■ **Objective**
Determine how many lines contain the string "subtitle", then reply with that figure only.

[Saved entries]
===
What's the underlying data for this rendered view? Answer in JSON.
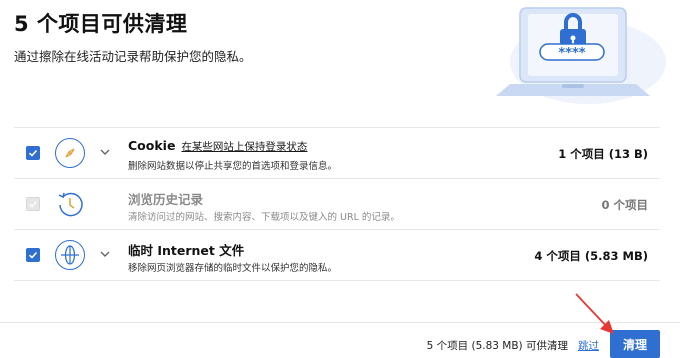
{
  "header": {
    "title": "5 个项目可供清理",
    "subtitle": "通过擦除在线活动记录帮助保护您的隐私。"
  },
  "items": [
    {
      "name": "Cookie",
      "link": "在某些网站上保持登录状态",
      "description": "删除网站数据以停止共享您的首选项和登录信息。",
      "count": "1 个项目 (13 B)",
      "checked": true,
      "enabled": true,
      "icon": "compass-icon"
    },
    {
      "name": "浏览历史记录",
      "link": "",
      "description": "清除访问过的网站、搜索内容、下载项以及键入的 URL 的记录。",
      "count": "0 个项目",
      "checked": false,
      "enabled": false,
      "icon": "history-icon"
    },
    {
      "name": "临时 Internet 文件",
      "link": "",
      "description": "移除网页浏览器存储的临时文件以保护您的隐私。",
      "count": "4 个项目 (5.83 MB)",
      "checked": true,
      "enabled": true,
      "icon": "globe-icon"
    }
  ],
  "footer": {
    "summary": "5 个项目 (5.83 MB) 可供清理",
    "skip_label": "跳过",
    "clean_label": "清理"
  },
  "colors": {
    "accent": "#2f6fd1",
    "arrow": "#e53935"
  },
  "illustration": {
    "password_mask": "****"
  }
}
===
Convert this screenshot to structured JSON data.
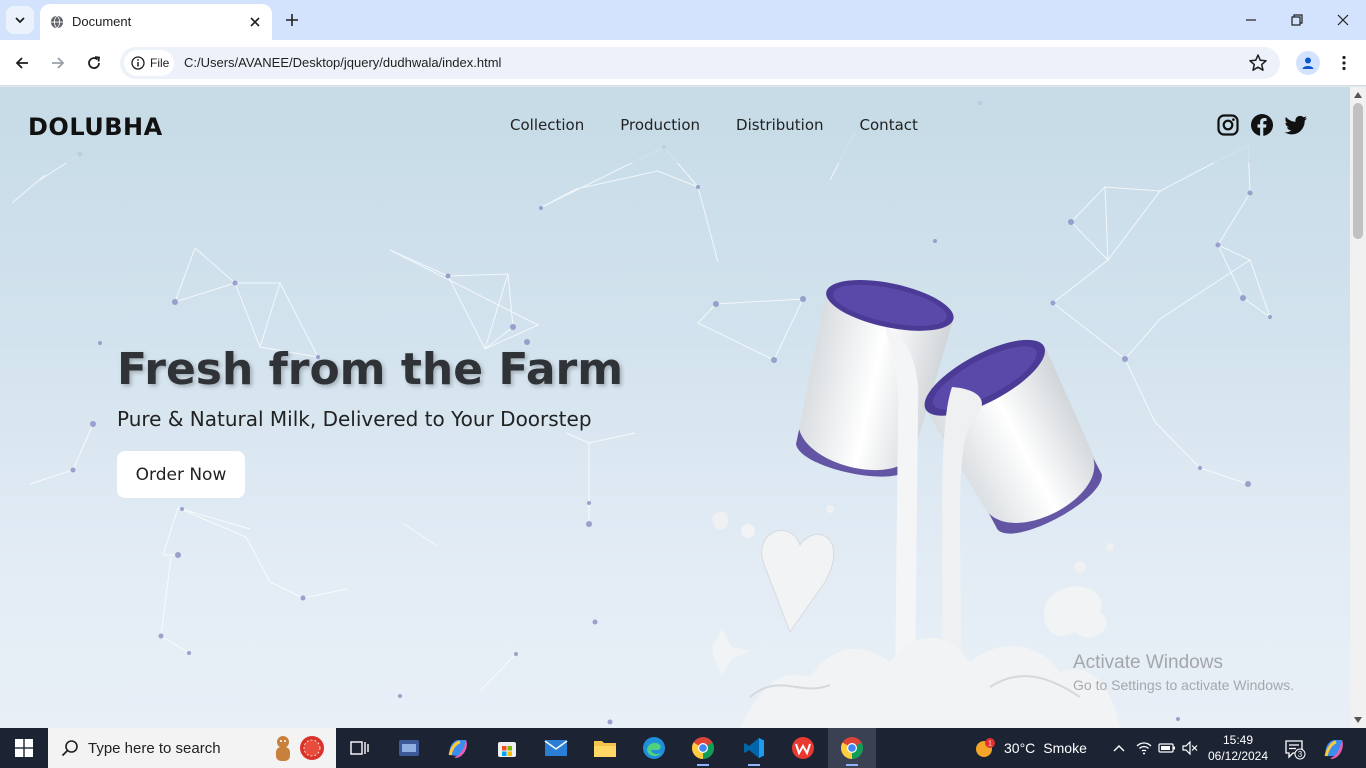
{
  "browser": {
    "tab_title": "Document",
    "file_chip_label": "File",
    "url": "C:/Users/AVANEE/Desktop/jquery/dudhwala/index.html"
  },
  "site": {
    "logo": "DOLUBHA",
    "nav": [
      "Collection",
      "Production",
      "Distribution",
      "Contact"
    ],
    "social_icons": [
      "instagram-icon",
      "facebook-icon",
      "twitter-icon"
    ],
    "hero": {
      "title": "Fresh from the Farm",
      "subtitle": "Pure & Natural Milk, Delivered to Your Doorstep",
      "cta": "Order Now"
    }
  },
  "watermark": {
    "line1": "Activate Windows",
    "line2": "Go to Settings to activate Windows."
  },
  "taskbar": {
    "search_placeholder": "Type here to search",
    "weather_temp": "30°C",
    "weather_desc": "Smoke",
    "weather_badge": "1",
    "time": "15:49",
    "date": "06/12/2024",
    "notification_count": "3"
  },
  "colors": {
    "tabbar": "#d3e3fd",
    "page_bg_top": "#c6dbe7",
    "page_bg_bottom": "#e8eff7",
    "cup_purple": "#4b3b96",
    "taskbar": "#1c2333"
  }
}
===
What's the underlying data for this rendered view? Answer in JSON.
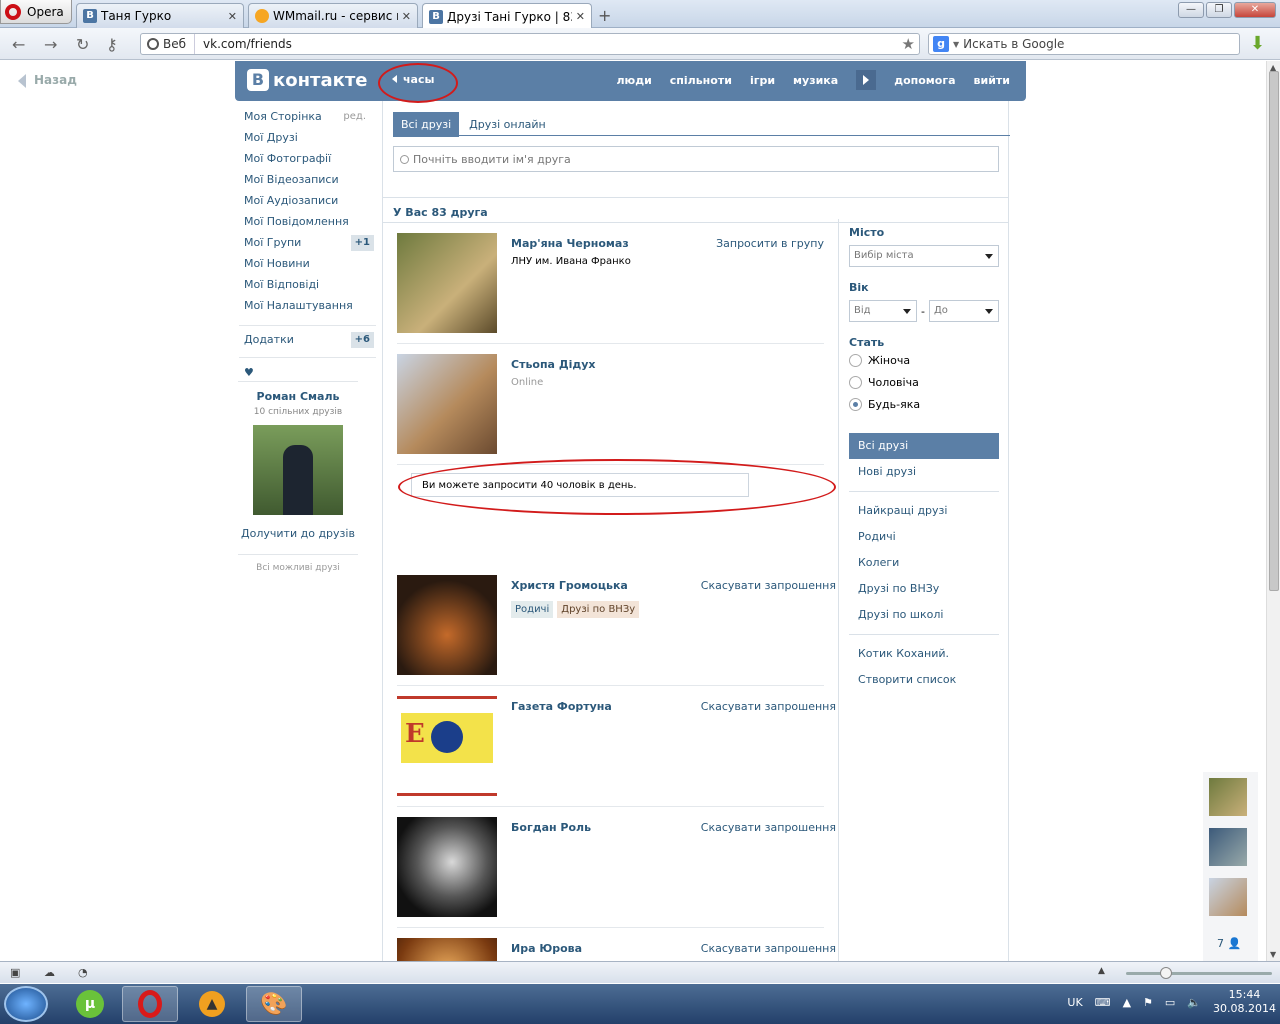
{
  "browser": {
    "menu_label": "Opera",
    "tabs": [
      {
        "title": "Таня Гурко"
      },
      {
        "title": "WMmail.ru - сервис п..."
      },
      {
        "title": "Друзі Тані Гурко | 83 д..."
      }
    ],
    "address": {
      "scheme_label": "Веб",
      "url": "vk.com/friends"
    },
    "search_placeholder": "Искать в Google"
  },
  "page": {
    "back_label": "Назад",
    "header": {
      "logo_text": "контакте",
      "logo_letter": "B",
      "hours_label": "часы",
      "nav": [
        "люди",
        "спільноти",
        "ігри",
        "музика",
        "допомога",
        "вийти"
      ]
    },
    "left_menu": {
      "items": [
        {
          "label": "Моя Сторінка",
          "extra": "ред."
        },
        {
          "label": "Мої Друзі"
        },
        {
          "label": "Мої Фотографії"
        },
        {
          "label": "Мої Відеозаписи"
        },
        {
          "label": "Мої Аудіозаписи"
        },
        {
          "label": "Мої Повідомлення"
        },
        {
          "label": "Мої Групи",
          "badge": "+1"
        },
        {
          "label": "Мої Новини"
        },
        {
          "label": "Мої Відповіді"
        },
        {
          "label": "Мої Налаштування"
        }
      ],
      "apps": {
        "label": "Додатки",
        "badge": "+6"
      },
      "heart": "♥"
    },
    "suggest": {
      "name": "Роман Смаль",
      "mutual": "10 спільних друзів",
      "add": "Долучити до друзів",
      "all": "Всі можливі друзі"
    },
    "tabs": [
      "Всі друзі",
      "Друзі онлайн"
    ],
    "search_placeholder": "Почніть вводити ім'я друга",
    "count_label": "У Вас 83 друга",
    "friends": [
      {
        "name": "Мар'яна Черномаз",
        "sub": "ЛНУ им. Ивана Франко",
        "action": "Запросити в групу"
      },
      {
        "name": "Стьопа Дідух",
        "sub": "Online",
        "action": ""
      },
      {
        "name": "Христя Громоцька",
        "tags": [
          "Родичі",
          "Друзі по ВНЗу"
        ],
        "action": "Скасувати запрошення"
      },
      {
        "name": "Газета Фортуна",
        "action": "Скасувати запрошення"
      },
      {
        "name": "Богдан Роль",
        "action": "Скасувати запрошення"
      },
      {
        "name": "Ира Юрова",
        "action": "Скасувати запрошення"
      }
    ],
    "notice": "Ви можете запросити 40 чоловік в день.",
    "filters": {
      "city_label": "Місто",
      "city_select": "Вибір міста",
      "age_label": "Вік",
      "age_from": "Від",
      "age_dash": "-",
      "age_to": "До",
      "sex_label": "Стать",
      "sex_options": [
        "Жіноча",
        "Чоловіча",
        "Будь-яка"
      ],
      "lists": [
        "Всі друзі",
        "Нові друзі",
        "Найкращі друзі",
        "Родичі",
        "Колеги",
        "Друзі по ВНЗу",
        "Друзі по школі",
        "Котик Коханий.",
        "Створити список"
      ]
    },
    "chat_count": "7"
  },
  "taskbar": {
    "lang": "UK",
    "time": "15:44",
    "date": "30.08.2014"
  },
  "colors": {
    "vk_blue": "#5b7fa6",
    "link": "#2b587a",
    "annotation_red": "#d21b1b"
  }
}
===
■ **Exercise answer**
2